[Entries provided start]

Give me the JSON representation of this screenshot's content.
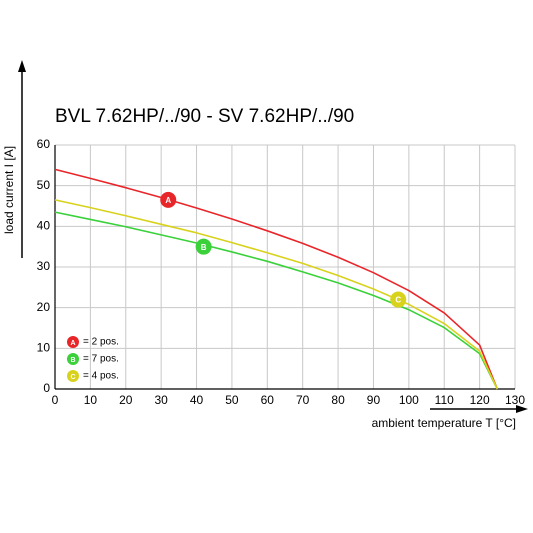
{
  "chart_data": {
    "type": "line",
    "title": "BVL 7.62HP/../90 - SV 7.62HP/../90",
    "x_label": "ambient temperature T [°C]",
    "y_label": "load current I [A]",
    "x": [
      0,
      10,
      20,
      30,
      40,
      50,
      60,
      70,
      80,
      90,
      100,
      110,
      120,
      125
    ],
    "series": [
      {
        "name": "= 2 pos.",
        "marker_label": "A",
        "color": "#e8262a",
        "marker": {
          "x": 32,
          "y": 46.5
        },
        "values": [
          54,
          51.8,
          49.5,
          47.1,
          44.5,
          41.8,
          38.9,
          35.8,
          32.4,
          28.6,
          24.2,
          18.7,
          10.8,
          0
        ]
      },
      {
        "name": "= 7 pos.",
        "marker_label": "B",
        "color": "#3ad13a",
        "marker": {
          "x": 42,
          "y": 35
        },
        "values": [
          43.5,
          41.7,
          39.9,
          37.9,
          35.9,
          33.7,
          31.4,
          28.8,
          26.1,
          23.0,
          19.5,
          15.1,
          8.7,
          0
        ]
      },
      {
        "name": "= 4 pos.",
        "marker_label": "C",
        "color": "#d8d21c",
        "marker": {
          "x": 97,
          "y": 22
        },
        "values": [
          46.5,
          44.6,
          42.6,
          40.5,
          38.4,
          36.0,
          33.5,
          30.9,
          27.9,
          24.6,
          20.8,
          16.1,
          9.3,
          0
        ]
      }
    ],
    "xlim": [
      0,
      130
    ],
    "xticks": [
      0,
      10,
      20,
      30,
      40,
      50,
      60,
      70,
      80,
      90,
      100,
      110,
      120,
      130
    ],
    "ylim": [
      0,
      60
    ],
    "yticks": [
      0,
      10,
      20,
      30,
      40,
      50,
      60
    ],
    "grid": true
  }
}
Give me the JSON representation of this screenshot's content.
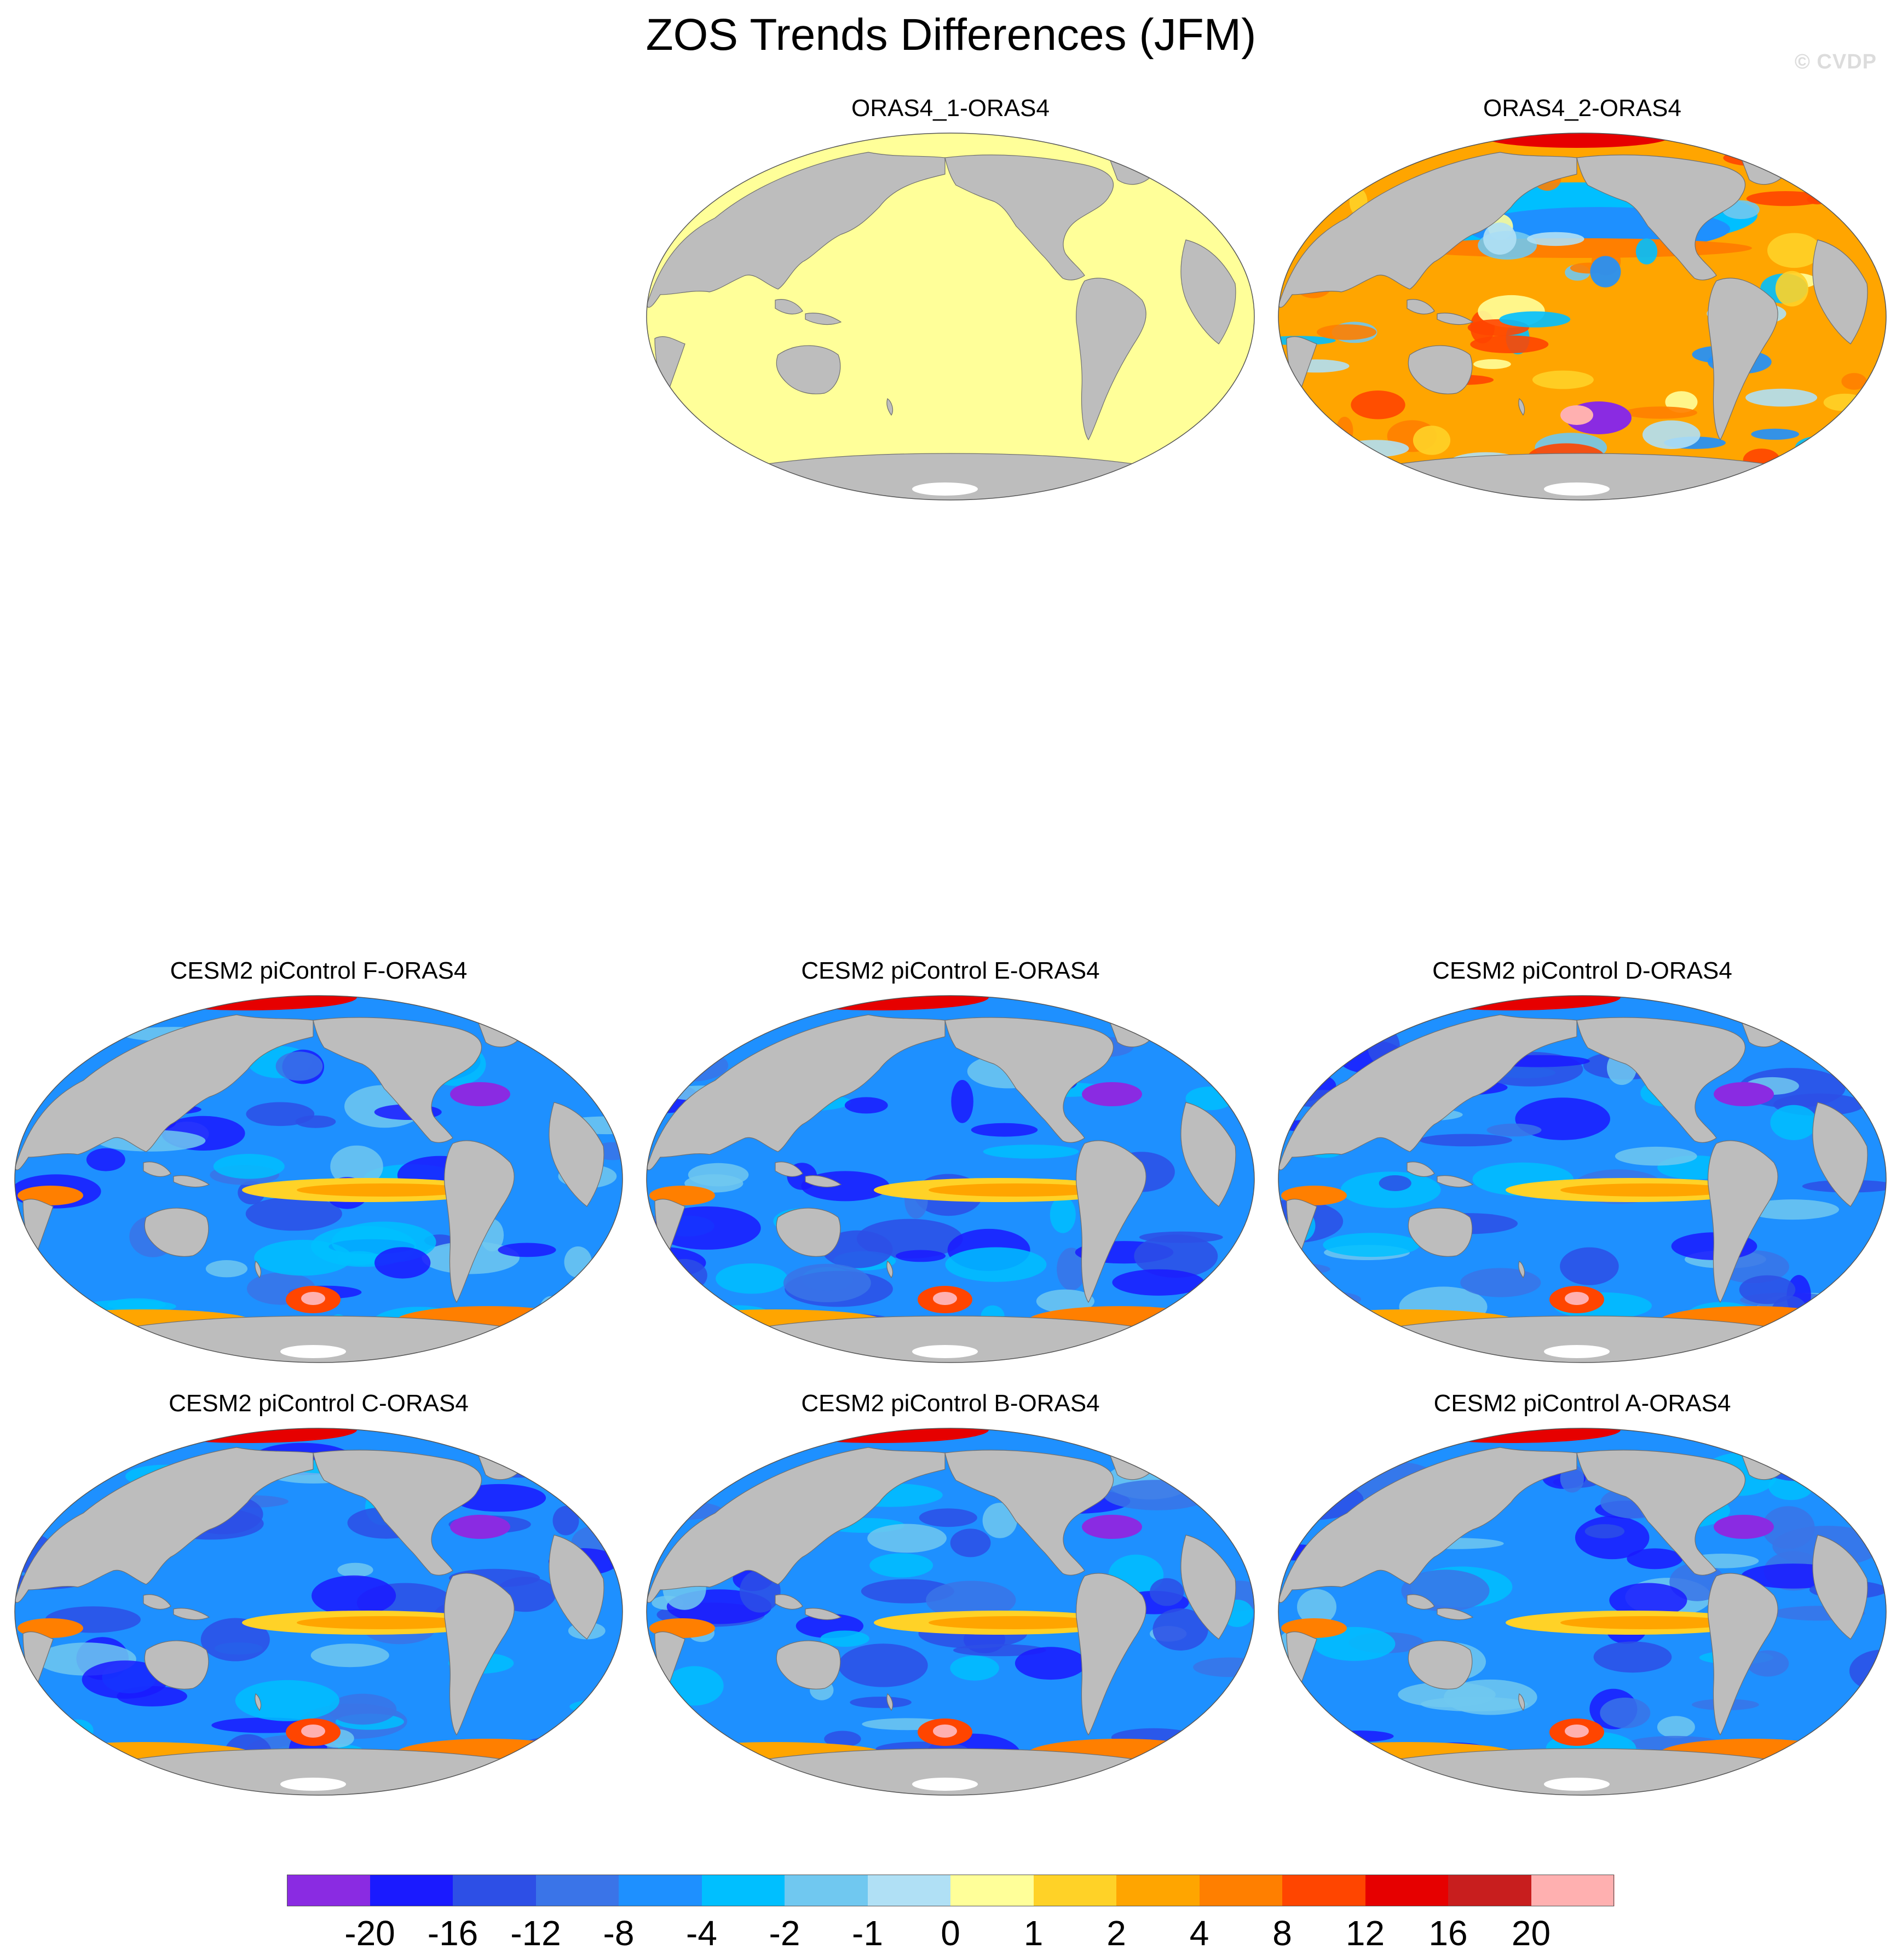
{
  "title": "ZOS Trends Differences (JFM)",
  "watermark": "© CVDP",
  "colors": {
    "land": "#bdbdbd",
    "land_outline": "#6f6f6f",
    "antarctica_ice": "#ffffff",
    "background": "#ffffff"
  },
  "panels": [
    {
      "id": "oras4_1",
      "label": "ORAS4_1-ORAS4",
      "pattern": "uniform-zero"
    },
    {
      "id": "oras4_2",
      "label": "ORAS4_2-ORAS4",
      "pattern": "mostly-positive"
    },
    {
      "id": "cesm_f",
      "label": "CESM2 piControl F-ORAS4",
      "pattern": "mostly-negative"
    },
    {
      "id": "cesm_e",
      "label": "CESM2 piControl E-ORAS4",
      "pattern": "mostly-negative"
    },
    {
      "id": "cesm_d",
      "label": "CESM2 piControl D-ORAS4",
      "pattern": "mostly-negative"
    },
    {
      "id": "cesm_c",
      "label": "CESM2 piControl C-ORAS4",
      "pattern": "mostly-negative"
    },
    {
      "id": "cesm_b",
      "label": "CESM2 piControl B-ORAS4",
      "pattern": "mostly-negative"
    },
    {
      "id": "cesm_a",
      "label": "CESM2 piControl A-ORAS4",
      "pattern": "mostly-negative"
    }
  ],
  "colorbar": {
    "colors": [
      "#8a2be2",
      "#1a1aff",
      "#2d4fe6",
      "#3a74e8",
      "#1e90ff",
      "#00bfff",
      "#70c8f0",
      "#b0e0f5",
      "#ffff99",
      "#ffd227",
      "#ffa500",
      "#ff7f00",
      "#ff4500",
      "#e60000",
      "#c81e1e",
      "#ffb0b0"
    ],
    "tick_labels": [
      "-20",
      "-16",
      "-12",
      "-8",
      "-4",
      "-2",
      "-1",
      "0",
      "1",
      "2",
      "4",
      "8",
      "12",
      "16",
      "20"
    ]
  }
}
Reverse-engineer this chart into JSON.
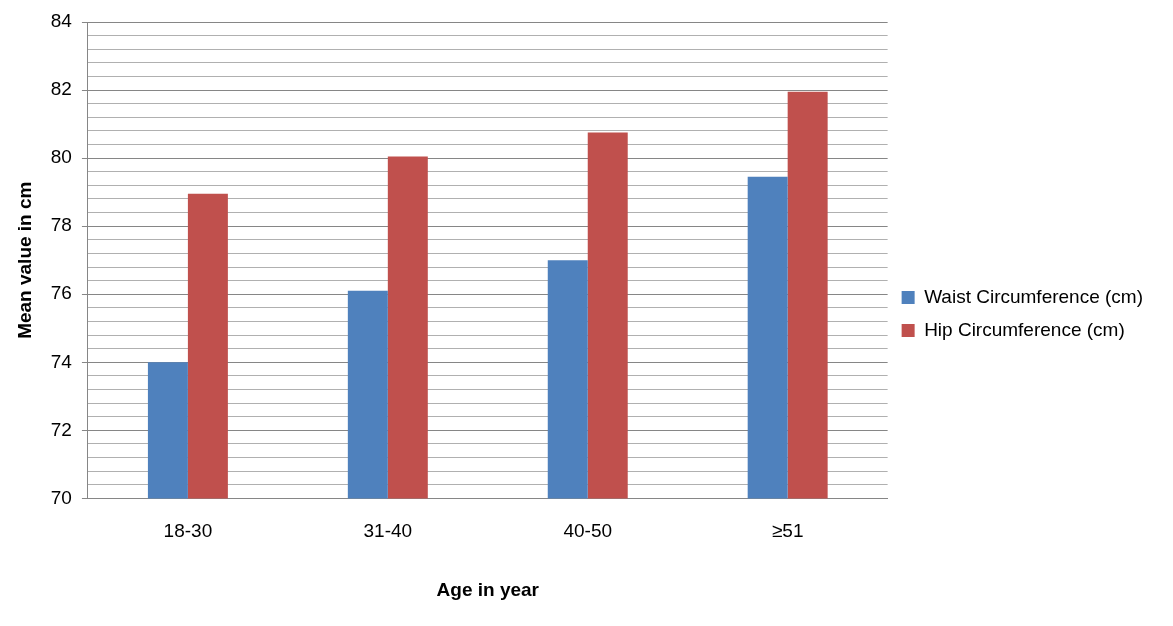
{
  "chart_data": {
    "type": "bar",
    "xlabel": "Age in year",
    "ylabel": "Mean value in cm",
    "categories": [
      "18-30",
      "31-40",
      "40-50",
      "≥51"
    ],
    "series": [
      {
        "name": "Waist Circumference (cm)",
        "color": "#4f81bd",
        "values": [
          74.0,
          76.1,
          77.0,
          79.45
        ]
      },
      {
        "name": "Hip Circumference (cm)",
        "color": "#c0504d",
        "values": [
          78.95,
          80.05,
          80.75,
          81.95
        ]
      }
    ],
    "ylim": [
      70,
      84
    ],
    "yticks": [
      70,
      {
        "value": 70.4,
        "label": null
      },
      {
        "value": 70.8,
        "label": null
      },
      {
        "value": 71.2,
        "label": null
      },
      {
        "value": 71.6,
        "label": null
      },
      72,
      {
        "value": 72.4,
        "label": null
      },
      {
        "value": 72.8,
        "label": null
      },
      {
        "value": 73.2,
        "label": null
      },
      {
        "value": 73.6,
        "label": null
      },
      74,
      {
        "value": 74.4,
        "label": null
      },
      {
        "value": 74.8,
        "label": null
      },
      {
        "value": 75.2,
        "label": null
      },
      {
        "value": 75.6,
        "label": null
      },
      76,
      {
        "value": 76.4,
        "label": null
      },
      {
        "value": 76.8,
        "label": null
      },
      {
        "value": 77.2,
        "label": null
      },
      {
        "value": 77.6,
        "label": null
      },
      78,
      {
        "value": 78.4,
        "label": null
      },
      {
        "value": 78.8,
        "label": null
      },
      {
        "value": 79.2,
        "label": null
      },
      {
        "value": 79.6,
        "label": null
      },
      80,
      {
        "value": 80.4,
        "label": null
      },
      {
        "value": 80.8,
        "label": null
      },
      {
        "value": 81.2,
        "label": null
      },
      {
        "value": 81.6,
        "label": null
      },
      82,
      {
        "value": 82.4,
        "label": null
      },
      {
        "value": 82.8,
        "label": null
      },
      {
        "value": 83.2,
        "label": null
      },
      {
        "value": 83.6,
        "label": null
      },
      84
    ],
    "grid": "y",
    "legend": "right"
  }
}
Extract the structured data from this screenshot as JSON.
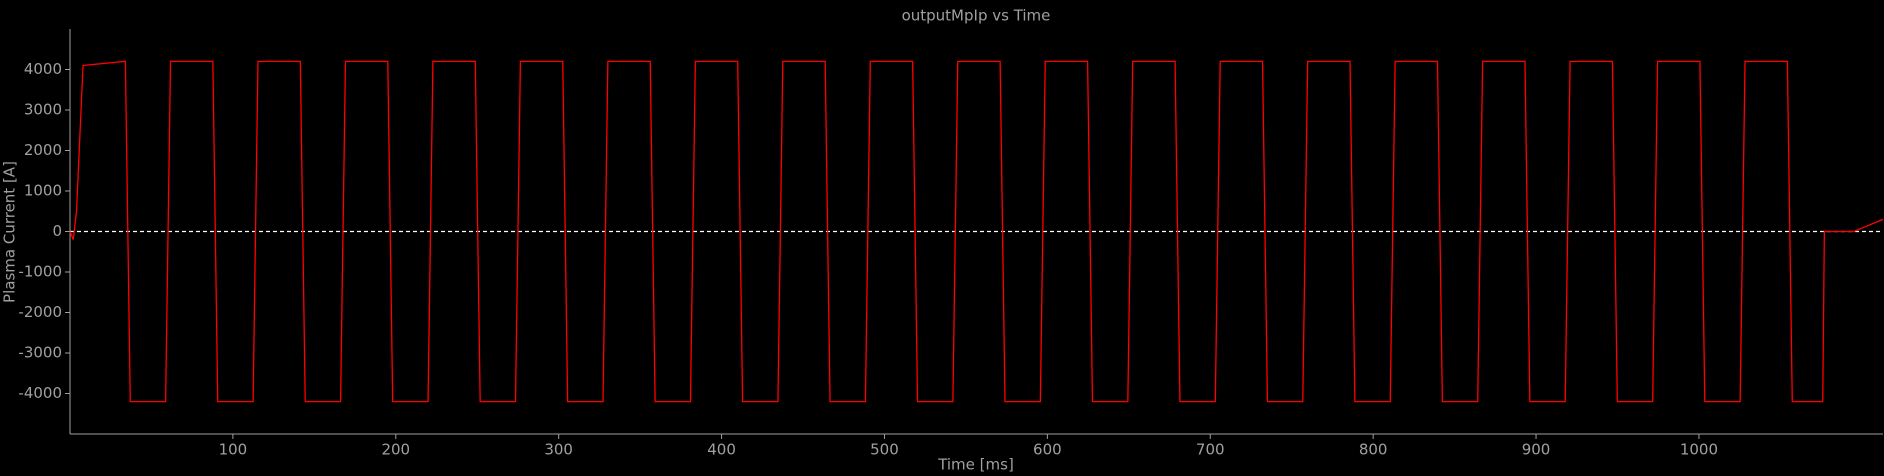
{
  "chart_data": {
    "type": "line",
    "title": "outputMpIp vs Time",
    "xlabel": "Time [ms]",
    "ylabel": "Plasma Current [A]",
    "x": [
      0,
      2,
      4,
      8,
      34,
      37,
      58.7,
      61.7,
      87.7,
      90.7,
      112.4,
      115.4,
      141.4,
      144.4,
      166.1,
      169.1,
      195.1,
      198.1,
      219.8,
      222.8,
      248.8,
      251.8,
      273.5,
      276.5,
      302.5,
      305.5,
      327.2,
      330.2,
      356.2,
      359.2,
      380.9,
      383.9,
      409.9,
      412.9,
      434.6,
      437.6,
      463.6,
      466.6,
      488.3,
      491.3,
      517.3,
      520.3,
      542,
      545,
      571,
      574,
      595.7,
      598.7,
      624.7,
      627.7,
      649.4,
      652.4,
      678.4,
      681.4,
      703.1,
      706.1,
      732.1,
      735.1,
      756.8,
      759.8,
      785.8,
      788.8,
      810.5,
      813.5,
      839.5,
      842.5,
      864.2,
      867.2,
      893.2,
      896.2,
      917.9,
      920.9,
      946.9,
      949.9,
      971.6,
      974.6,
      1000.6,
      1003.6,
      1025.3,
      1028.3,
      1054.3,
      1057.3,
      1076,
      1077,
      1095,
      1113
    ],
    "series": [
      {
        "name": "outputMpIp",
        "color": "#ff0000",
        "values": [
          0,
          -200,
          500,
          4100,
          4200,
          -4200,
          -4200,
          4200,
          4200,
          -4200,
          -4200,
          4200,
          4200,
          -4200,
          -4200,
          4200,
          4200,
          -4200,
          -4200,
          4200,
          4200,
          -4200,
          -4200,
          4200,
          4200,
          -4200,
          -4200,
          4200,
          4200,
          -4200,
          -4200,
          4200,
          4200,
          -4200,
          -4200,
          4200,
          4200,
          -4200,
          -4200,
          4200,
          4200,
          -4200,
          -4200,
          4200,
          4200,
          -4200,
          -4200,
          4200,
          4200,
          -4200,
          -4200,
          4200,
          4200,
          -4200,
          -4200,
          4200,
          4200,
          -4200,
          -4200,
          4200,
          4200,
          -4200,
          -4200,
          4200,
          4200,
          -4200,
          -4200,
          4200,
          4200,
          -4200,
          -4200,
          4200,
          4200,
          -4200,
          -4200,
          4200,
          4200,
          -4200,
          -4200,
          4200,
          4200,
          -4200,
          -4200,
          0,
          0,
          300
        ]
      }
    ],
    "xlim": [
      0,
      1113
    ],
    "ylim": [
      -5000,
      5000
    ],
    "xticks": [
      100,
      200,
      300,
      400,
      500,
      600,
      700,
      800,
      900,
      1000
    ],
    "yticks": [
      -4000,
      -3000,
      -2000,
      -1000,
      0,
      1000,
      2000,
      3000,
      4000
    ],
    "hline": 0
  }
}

[Entries provided end]

In the listing above, locate each line with "this" and copy it.

* Worked answer *
Give me the JSON representation of this screenshot's content.
Give me the JSON representation of this screenshot's content.
Reverse-engineer this chart into JSON.
Extract the structured data from this screenshot as JSON.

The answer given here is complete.